What you should do - Retype every entry exactly, character for character.
--- Start The data ---
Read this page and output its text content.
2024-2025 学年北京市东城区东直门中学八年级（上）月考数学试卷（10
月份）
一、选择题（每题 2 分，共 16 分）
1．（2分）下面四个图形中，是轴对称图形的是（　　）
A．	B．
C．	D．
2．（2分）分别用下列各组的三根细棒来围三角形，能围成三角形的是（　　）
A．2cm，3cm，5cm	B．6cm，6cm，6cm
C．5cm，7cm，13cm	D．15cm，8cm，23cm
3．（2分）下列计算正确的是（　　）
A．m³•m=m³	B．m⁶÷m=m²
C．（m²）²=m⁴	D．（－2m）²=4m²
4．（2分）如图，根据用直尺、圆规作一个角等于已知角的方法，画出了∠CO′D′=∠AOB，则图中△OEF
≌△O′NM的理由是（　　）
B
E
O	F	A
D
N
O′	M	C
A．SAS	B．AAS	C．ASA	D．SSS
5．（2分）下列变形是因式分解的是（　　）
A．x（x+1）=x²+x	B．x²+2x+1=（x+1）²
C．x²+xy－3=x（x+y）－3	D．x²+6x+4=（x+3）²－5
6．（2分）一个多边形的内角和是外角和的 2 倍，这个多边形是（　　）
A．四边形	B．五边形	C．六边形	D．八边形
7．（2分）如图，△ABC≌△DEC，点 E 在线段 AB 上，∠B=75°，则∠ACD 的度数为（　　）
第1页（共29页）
--- End The data ---
Exercise response -
Read this page and output its text content.
2024-2025 学年北京市东城区东直门中学八年级（上）月考数学试卷（10
月份）
一、选择题（每题 2 分，共 16 分）
1．（2分）下面四个图形中，是轴对称图形的是（　　）
A．	B．
C．	D．
2．（2分）分别用下列各组的三根细棒来围三角形，能围成三角形的是（　　）
A．2cm，3cm，5cm	B．6cm，6cm，6cm
C．5cm，7cm，13cm	D．15cm，8cm，23cm
3．（2分）下列计算正确的是（　　）
A．m³•m=m³	B．m⁶÷m=m²
C．（m²）²=m⁴	D．（－2m）²=4m²
4．（2分）如图，根据用直尺、圆规作一个角等于已知角的方法，画出了∠CO′D′=∠AOB，则图中△OEF
≌△O′NM的理由是（　　）
B
E
O	F	A
D
N
O′	M	C
A．SAS	B．AAS	C．ASA	D．SSS
5．（2分）下列变形是因式分解的是（　　）
A．x（x+1）=x²+x	B．x²+2x+1=（x+1）²
C．x²+xy－3=x（x+y）－3	D．x²+6x+4=（x+3）²－5
6．（2分）一个多边形的内角和是外角和的 2 倍，这个多边形是（　　）
A．四边形	B．五边形	C．六边形	D．八边形
7．（2分）如图，△ABC≌△DEC，点 E 在线段 AB 上，∠B=75°，则∠ACD 的度数为（　　）
第1页（共29页）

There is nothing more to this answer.